**Set exercise:** Wherever the word "style" shows up in a line, please copy that line.

** Start of Data for this exercise **

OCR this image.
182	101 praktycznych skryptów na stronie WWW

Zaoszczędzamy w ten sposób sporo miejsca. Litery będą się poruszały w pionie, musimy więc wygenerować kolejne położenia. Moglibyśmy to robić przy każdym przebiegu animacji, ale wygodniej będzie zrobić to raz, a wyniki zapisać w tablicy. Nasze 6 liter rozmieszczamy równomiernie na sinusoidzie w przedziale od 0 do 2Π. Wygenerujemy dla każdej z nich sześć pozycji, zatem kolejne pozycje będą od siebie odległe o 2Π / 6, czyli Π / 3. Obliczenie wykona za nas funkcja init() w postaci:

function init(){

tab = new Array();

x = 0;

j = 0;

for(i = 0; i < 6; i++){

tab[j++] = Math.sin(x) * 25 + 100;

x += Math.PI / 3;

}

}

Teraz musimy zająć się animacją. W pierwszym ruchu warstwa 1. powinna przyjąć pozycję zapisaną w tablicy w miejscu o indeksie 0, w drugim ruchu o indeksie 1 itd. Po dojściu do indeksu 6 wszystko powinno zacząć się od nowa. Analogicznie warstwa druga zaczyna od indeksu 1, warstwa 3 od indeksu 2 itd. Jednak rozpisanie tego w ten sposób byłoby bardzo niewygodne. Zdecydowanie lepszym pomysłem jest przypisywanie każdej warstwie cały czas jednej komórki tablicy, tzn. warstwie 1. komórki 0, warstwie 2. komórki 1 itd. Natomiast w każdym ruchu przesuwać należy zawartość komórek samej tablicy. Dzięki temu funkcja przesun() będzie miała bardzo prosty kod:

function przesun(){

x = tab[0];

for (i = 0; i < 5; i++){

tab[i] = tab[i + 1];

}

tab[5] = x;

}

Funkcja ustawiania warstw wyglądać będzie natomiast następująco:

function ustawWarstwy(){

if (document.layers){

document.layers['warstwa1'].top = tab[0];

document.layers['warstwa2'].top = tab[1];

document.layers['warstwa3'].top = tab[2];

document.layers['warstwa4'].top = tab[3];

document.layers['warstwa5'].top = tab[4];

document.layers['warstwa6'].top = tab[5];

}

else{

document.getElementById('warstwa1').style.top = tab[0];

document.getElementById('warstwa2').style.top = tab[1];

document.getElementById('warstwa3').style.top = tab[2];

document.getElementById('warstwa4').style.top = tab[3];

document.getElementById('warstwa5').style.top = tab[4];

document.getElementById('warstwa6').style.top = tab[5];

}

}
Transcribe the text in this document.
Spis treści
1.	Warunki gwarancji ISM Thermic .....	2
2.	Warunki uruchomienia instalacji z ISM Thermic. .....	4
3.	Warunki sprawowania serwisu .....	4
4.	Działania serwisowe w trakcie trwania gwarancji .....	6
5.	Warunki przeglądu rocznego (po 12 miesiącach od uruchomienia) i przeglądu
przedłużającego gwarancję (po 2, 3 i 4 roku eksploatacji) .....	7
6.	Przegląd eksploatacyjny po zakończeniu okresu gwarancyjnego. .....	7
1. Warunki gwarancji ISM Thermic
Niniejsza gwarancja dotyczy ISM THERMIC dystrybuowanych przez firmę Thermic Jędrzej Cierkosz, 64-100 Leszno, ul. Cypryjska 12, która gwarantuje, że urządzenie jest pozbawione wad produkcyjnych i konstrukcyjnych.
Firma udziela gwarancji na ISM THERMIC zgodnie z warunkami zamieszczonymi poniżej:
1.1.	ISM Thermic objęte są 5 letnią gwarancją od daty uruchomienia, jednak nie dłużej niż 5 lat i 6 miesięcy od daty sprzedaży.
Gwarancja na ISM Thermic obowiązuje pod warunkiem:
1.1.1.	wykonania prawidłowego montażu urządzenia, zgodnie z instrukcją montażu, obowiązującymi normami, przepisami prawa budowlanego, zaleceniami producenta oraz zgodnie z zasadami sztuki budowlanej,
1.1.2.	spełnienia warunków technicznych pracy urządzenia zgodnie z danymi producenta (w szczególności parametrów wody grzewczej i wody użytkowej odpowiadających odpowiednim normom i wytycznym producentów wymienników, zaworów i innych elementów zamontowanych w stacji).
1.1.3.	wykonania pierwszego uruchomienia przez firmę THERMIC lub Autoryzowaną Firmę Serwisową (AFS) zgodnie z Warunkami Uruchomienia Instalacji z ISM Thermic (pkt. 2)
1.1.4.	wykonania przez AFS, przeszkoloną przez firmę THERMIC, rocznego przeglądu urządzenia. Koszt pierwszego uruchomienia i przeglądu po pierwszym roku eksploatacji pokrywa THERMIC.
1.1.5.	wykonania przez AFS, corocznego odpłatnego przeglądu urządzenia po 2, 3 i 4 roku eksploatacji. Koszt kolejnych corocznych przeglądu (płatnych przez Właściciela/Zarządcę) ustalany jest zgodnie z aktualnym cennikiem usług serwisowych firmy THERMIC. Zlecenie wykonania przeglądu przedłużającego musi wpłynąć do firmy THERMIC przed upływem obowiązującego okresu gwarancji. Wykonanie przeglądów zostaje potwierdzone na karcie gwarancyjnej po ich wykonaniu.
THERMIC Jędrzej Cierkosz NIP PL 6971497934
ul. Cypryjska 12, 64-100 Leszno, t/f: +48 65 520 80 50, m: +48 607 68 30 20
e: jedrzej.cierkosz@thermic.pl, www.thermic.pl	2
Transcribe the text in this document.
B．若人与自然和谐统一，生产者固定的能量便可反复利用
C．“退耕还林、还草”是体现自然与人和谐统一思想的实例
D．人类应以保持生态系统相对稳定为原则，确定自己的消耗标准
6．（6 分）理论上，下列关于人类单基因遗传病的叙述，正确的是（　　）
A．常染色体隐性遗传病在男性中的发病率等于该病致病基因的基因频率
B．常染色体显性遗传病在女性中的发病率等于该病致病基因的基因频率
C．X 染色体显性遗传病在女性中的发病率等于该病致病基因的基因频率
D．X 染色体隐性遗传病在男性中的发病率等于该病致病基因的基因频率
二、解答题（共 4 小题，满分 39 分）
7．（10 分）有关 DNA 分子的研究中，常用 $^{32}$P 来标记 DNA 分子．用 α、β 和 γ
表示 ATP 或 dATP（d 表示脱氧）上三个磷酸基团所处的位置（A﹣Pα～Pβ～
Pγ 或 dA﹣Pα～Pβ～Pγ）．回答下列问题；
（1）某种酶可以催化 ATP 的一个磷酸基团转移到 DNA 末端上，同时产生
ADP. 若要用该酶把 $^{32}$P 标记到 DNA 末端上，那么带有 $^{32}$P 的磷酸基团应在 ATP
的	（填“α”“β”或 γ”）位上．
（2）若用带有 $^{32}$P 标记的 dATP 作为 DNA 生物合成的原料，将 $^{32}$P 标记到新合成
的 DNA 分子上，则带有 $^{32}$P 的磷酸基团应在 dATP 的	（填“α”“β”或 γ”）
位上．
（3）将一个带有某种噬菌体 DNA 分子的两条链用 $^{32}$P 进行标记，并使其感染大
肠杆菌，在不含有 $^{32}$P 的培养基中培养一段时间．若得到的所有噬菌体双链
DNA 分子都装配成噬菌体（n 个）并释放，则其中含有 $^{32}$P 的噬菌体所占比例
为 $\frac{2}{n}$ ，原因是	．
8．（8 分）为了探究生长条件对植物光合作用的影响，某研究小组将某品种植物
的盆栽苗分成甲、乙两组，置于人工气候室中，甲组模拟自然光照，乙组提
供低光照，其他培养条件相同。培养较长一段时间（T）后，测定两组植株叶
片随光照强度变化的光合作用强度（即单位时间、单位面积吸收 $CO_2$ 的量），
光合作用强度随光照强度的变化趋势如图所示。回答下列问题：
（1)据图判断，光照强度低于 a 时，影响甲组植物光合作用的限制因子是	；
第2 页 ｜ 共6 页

** End of Data for this exercise **

**Output:**
document.getElementById('warstwa1').style.top = tab[0];
document.getElementById('warstwa2').style.top = tab[1];
document.getElementById('warstwa3').style.top = tab[2];
document.getElementById('warstwa4').style.top = tab[3];
document.getElementById('warstwa5').style.top = tab[4];
document.getElementById('warstwa6').style.top = tab[5];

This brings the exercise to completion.